The task: Retype every line of the items below without changing a character.

━━ Records for processing

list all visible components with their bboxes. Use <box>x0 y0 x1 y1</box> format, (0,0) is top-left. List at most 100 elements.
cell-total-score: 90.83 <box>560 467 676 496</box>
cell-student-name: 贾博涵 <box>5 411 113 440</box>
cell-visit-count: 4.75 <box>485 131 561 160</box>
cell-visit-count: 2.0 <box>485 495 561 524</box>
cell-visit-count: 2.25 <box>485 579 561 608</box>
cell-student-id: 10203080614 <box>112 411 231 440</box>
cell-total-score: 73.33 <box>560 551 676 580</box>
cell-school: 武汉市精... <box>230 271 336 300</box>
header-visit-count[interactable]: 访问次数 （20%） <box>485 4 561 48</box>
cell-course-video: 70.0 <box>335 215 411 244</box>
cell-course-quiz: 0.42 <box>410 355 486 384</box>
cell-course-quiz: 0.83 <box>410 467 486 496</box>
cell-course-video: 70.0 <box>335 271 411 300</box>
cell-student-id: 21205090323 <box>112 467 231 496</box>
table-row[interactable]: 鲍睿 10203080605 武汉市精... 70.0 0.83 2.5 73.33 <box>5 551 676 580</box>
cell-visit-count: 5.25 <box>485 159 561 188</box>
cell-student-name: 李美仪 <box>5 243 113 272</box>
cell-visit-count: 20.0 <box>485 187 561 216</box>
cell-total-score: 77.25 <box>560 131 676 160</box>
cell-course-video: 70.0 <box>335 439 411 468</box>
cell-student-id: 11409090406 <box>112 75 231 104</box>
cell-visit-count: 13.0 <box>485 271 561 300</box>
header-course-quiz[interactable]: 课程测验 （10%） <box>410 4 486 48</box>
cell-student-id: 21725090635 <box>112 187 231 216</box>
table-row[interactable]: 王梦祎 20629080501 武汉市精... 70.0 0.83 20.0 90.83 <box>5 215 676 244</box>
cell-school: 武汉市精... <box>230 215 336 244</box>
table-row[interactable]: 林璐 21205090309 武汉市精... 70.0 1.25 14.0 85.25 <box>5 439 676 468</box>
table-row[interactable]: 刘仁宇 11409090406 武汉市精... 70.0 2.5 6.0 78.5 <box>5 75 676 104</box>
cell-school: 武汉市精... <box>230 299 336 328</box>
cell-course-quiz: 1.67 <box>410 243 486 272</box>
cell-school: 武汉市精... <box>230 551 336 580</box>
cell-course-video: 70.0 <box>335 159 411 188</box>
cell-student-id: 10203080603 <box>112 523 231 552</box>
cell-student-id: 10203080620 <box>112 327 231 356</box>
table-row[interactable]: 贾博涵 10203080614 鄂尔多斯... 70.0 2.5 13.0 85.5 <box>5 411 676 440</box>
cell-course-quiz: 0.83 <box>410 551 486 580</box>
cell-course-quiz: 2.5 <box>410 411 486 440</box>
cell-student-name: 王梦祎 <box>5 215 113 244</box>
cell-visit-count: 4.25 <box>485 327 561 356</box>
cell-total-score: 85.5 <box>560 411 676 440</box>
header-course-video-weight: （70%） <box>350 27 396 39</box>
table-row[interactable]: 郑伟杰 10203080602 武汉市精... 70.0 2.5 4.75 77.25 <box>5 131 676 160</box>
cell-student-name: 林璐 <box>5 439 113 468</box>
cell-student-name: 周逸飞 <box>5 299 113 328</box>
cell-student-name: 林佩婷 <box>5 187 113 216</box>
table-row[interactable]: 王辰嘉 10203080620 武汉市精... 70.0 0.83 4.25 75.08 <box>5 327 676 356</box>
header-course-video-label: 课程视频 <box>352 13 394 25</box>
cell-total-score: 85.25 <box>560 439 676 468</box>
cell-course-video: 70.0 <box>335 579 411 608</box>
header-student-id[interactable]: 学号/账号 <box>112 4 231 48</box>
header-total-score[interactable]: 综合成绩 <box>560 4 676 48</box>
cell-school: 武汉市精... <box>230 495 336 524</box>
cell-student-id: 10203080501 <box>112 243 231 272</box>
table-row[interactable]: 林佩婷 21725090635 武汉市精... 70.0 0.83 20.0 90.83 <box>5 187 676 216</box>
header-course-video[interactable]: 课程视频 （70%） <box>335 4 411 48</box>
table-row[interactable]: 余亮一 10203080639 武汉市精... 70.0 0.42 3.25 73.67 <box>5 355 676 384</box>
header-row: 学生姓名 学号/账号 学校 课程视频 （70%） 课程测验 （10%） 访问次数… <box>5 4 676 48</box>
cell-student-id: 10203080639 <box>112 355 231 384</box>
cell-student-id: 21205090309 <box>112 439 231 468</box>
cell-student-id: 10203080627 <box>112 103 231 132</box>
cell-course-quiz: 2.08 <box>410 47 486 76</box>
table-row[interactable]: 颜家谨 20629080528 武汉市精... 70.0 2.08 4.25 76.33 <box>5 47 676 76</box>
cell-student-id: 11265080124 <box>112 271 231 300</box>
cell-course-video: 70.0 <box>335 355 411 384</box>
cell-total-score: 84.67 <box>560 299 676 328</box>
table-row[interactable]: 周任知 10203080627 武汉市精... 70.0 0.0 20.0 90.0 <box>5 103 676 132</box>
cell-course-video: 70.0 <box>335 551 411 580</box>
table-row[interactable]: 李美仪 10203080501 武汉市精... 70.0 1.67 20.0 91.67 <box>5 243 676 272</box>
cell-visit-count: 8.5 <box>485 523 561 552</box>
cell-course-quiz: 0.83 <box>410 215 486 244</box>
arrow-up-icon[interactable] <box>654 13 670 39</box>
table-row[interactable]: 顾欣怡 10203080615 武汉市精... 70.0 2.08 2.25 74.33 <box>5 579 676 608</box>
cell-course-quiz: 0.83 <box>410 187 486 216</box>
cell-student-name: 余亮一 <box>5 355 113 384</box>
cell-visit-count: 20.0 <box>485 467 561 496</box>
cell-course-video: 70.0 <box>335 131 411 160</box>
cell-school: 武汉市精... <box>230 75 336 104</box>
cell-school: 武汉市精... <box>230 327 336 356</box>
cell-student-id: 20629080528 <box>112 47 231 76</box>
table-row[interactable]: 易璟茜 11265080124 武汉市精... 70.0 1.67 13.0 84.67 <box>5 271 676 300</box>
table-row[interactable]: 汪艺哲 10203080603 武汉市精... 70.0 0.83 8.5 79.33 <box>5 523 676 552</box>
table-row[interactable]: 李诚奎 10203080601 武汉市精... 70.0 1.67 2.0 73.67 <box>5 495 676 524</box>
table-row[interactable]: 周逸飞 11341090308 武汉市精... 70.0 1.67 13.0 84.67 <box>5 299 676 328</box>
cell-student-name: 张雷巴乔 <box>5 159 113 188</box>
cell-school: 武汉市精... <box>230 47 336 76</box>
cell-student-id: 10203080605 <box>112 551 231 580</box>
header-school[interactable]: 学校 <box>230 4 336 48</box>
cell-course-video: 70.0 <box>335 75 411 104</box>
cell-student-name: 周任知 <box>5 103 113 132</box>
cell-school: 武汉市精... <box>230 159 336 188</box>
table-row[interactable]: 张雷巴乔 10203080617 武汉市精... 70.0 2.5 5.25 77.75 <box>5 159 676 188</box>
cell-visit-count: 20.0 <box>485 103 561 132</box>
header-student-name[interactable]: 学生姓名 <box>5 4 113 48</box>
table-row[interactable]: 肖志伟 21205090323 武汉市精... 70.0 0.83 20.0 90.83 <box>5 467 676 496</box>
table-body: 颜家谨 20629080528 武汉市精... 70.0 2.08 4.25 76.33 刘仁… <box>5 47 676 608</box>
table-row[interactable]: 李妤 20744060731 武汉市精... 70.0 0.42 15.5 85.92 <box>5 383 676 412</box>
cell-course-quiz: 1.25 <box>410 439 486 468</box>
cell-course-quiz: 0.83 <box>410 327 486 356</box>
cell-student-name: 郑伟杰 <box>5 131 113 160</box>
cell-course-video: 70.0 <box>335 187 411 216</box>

━━━━

Correct result:
list all visible components with their bboxes. Use <box>x0 y0 x1 y1</box> format, (0,0) is top-left. List at most 100 elements.
cell-total-score: 90.83 <box>560 467 676 496</box>
cell-student-name: 贾博涵 <box>5 411 113 440</box>
cell-visit-count: 4.75 <box>485 131 561 160</box>
cell-visit-count: 2.0 <box>485 495 561 524</box>
cell-visit-count: 2.25 <box>485 579 561 608</box>
cell-student-id: 10203080614 <box>112 411 231 440</box>
cell-total-score: 73.33 <box>560 551 676 580</box>
cell-school: 武汉市精... <box>230 271 336 300</box>
header-visit-count[interactable]: 访问次数 （20%） <box>485 4 561 48</box>
cell-course-video: 70.0 <box>335 215 411 244</box>
cell-course-quiz: 0.42 <box>410 355 486 384</box>
cell-course-quiz: 0.83 <box>410 467 486 496</box>
cell-course-video: 70.0 <box>335 271 411 300</box>
cell-student-id: 21205090323 <box>112 467 231 496</box>
table-row[interactable]: 鲍睿 10203080605 武汉市精... 70.0 0.83 2.5 73.33 <box>5 551 676 580</box>
cell-visit-count: 5.25 <box>485 159 561 188</box>
cell-student-name: 李美仪 <box>5 243 113 272</box>
cell-visit-count: 20.0 <box>485 187 561 216</box>
cell-total-score: 77.25 <box>560 131 676 160</box>
cell-course-video: 70.0 <box>335 439 411 468</box>
cell-student-id: 11409090406 <box>112 75 231 104</box>
cell-visit-count: 13.0 <box>485 271 561 300</box>
header-course-quiz[interactable]: 课程测验 （10%） <box>410 4 486 48</box>
cell-student-id: 21725090635 <box>112 187 231 216</box>
table-row[interactable]: 王梦祎 20629080501 武汉市精... 70.0 0.83 20.0 90.83 <box>5 215 676 244</box>
cell-school: 武汉市精... <box>230 215 336 244</box>
table-row[interactable]: 林璐 21205090309 武汉市精... 70.0 1.25 14.0 85.25 <box>5 439 676 468</box>
table-row[interactable]: 刘仁宇 11409090406 武汉市精... 70.0 2.5 6.0 78.5 <box>5 75 676 104</box>
cell-school: 武汉市精... <box>230 299 336 328</box>
cell-course-quiz: 1.67 <box>410 243 486 272</box>
cell-school: 武汉市精... <box>230 551 336 580</box>
cell-course-video: 70.0 <box>335 159 411 188</box>
cell-student-id: 10203080603 <box>112 523 231 552</box>
cell-student-id: 10203080620 <box>112 327 231 356</box>
table-row[interactable]: 贾博涵 10203080614 鄂尔多斯... 70.0 2.5 13.0 85.5 <box>5 411 676 440</box>
cell-course-quiz: 0.83 <box>410 551 486 580</box>
cell-course-quiz: 2.5 <box>410 411 486 440</box>
cell-student-name: 王梦祎 <box>5 215 113 244</box>
cell-visit-count: 4.25 <box>485 327 561 356</box>
cell-total-score: 85.5 <box>560 411 676 440</box>
header-course-video-weight: （70%） <box>350 27 396 39</box>
table-row[interactable]: 郑伟杰 10203080602 武汉市精... 70.0 2.5 4.75 77.25 <box>5 131 676 160</box>
cell-student-name: 林璐 <box>5 439 113 468</box>
cell-student-name: 周逸飞 <box>5 299 113 328</box>
cell-student-name: 林佩婷 <box>5 187 113 216</box>
table-row[interactable]: 王辰嘉 10203080620 武汉市精... 70.0 0.83 4.25 75.08 <box>5 327 676 356</box>
header-course-video-label: 课程视频 <box>352 13 394 25</box>
cell-total-score: 85.25 <box>560 439 676 468</box>
cell-course-video: 70.0 <box>335 579 411 608</box>
header-student-id[interactable]: 学号/账号 <box>112 4 231 48</box>
header-total-score[interactable]: 综合成绩 <box>560 4 676 48</box>
cell-school: 武汉市精... <box>230 495 336 524</box>
cell-student-id: 10203080501 <box>112 243 231 272</box>
table-row[interactable]: 林佩婷 21725090635 武汉市精... 70.0 0.83 20.0 90.83 <box>5 187 676 216</box>
header-course-video[interactable]: 课程视频 （70%） <box>335 4 411 48</box>
table-row[interactable]: 余亮一 10203080639 武汉市精... 70.0 0.42 3.25 73.67 <box>5 355 676 384</box>
header-row: 学生姓名 学号/账号 学校 课程视频 （70%） 课程测验 （10%） 访问次数… <box>5 4 676 48</box>
cell-student-id: 10203080639 <box>112 355 231 384</box>
cell-student-id: 21205090309 <box>112 439 231 468</box>
cell-student-id: 10203080627 <box>112 103 231 132</box>
cell-course-quiz: 2.08 <box>410 47 486 76</box>
table-row[interactable]: 颜家谨 20629080528 武汉市精... 70.0 2.08 4.25 76.33 <box>5 47 676 76</box>
cell-student-id: 11265080124 <box>112 271 231 300</box>
cell-course-video: 70.0 <box>335 355 411 384</box>
cell-total-score: 84.67 <box>560 299 676 328</box>
table-row[interactable]: 周任知 10203080627 武汉市精... 70.0 0.0 20.0 90.0 <box>5 103 676 132</box>
cell-course-video: 70.0 <box>335 551 411 580</box>
table-row[interactable]: 李美仪 10203080501 武汉市精... 70.0 1.67 20.0 91.67 <box>5 243 676 272</box>
cell-visit-count: 8.5 <box>485 523 561 552</box>
cell-course-quiz: 0.83 <box>410 215 486 244</box>
arrow-up-icon[interactable] <box>654 13 670 39</box>
table-row[interactable]: 顾欣怡 10203080615 武汉市精... 70.0 2.08 2.25 74.33 <box>5 579 676 608</box>
cell-course-quiz: 0.83 <box>410 187 486 216</box>
cell-student-name: 余亮一 <box>5 355 113 384</box>
cell-visit-count: 20.0 <box>485 467 561 496</box>
cell-course-video: 70.0 <box>335 131 411 160</box>
cell-school: 武汉市精... <box>230 75 336 104</box>
cell-school: 武汉市精... <box>230 327 336 356</box>
cell-student-id: 20629080528 <box>112 47 231 76</box>
table-row[interactable]: 易璟茜 11265080124 武汉市精... 70.0 1.67 13.0 84.67 <box>5 271 676 300</box>
table-row[interactable]: 汪艺哲 10203080603 武汉市精... 70.0 0.83 8.5 79.33 <box>5 523 676 552</box>
table-row[interactable]: 李诚奎 10203080601 武汉市精... 70.0 1.67 2.0 73.67 <box>5 495 676 524</box>
table-row[interactable]: 周逸飞 11341090308 武汉市精... 70.0 1.67 13.0 84.67 <box>5 299 676 328</box>
cell-student-name: 张雷巴乔 <box>5 159 113 188</box>
cell-school: 武汉市精... <box>230 47 336 76</box>
cell-student-id: 10203080605 <box>112 551 231 580</box>
header-school[interactable]: 学校 <box>230 4 336 48</box>
cell-course-video: 70.0 <box>335 75 411 104</box>
cell-student-name: 周任知 <box>5 103 113 132</box>
cell-school: 武汉市精... <box>230 159 336 188</box>
table-row[interactable]: 张雷巴乔 10203080617 武汉市精... 70.0 2.5 5.25 77.75 <box>5 159 676 188</box>
cell-visit-count: 20.0 <box>485 103 561 132</box>
header-student-name[interactable]: 学生姓名 <box>5 4 113 48</box>
table-row[interactable]: 肖志伟 21205090323 武汉市精... 70.0 0.83 20.0 90.83 <box>5 467 676 496</box>
table-body: 颜家谨 20629080528 武汉市精... 70.0 2.08 4.25 76.33 刘仁… <box>5 47 676 608</box>
table-row[interactable]: 李妤 20744060731 武汉市精... 70.0 0.42 15.5 85.92 <box>5 383 676 412</box>
cell-course-quiz: 1.25 <box>410 439 486 468</box>
cell-course-quiz: 0.83 <box>410 327 486 356</box>
cell-student-name: 郑伟杰 <box>5 131 113 160</box>
cell-course-video: 70.0 <box>335 187 411 216</box>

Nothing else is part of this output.